#### GIVEN TEXT

15 queens? :shock: :shock: :shock:

are you sure they're queens and not drones? drones can be readily found in great numbers at times.


----------



## robo mantis (Sep 27, 2007)

Positive i know what drones look like. Smaller than queen, now as bulky, die right after mating, and they always have their wings on. This species mating season is over so there are no drones of this species existing right now.


----------



## robo mantis (Oct 6, 2007)

Hey guys i got a queen today! Lasius Niger. She has lots of eggs here are some pictures! Enjoy!


----------



## robo mantis (Oct 6, 2007)

More pictures but this time of my carpenter colony! Enjoy! "Big one is the queen."


----------



## Sparky (Oct 6, 2007)

You shouldn't of said it was from ??????!


----------



## asdsdf (Oct 7, 2007)

Sparky said:


> You shouldn't of said it was from ?????! Somone could report you


You shouldn't even say you are in the ??. It's illegal to send Queen ants to the ??. Very illegal, since ants are skgflkdhsfklask when they invade your food, and people hate em when they do that.

It would be cool to have an ant battle. Maybe eliminate some of the colonies practically inside of my house.

(Did I edit right?)


----------



## OGIGA (Oct 7, 2007)

Maybe we're all going to get in trouble for having exotic insects.


----------



## robo mantis (Oct 7, 2007)

OGIGA proved my point


----------



## josh_r (Apr 20, 2008)

robo mantis, have you ever considered a colony of pseudomyrmex apache??? i got me a young colony that seems to be doing pretty well. quite a fascinating species.

-josh


----------



## Hypoponera (Apr 21, 2008)

That is a very cool ant species! But, unfortunately for Robo, it doesn't range as far North as Indiana. He would need to make a road trip to find a colony. Where did you find your colony? Its range extends from southern CA across to TX. However, there is only a single record of it from southern NM. Afraid I just don't have the time to go on a mad search for it just yet.


----------



## josh_r (Apr 21, 2008)

P. apache is found in new mexico. in california, they are found most commonly on arctostaphylos (manzanita) and in arizona and new mexico, it is found on prosopis (mesquite) and palo verde. they like the thorn scrub habitat in the southern part of our states. there is another very cool species found here in arizona google it

cephalotes rohweri (turtle ant)

########
#### ENTRIES PROVIDED

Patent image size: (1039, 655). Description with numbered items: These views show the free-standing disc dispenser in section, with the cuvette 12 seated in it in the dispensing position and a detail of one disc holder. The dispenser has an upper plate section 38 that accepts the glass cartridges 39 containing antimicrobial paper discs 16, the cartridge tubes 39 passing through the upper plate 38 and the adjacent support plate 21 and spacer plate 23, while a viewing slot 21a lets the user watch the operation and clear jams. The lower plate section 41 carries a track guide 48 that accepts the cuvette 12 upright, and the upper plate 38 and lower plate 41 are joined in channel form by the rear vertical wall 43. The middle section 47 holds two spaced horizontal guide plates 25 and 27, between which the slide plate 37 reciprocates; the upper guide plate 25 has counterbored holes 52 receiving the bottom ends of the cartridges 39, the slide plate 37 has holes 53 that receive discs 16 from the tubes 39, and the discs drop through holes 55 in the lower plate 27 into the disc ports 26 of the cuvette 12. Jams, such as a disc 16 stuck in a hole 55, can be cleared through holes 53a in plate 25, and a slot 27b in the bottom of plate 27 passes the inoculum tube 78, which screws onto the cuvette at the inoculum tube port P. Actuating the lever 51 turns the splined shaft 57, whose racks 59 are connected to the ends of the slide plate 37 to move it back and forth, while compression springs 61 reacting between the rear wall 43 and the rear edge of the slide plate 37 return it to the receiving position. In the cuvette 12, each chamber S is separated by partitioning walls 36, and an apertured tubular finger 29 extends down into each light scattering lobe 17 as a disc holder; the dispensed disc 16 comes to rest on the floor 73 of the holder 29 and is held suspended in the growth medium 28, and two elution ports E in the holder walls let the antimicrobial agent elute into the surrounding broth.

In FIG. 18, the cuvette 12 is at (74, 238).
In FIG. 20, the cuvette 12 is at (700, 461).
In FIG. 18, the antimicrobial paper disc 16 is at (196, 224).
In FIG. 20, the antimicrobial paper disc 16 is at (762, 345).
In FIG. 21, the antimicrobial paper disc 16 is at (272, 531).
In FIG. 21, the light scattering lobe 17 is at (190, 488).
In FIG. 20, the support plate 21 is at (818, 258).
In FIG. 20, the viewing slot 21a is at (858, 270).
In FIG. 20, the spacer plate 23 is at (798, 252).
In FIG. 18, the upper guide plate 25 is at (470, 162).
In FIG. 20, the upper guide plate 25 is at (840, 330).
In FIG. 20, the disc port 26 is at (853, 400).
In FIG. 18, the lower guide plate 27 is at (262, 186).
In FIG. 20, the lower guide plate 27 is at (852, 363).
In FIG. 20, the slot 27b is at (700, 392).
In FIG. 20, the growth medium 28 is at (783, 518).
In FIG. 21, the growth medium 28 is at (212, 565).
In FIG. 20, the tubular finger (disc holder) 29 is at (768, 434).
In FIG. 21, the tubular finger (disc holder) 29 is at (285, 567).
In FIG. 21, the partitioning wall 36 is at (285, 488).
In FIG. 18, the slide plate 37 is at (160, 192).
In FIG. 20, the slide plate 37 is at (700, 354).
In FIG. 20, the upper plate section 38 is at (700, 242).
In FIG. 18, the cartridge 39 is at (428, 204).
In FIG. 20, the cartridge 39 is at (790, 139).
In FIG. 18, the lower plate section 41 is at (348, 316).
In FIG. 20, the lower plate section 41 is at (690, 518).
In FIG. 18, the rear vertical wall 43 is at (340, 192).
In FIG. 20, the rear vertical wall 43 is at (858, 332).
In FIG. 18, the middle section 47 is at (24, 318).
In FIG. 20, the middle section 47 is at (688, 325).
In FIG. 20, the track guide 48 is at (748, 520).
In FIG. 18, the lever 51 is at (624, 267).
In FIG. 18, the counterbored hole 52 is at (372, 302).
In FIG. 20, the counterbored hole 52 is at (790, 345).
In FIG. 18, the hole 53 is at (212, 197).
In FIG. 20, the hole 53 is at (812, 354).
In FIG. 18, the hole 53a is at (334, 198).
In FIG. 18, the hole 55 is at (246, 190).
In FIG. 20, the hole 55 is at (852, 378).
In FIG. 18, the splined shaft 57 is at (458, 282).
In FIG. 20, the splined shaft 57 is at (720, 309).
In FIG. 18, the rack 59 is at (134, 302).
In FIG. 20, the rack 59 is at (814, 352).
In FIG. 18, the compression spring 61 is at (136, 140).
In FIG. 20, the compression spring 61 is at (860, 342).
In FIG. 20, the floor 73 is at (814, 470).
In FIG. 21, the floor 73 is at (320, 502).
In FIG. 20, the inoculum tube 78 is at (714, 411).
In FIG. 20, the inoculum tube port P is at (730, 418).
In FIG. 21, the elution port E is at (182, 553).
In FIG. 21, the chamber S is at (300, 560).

########

# REQUESTS:
(a) Repeat the ant forum thread word for word from "## robo mantis (Sep" up to and including "some pictures! Enjoy!".
(b) Decide whether each statement agrees with the ant forum thread, and answer yes or no with the deciding words quoted: (i) Drones die right after mating. (ii) The Lasius Niger queen had lots of eggs. (iii) Pseudomyrmex apache ranges as far north as Indiana.

# WRITTEN ANSWERS:
(a)
## robo mantis (Sep 27, 2007)

Positive i know what drones look like. Smaller than queen, now as bulky, die right after mating, and they always have their wings on. This species mating season is over so there are no drones of this species existing right now.


----------



## robo mantis (Oct 6, 2007)

Hey guys i got a queen today! Lasius Niger. She has lots of eggs here are some pictures! Enjoy!

(b)
(i) Yes: "die right after mating"
(ii) Yes: "She has lots of eggs"
(iii) No: "it doesn't range as far North as Indiana"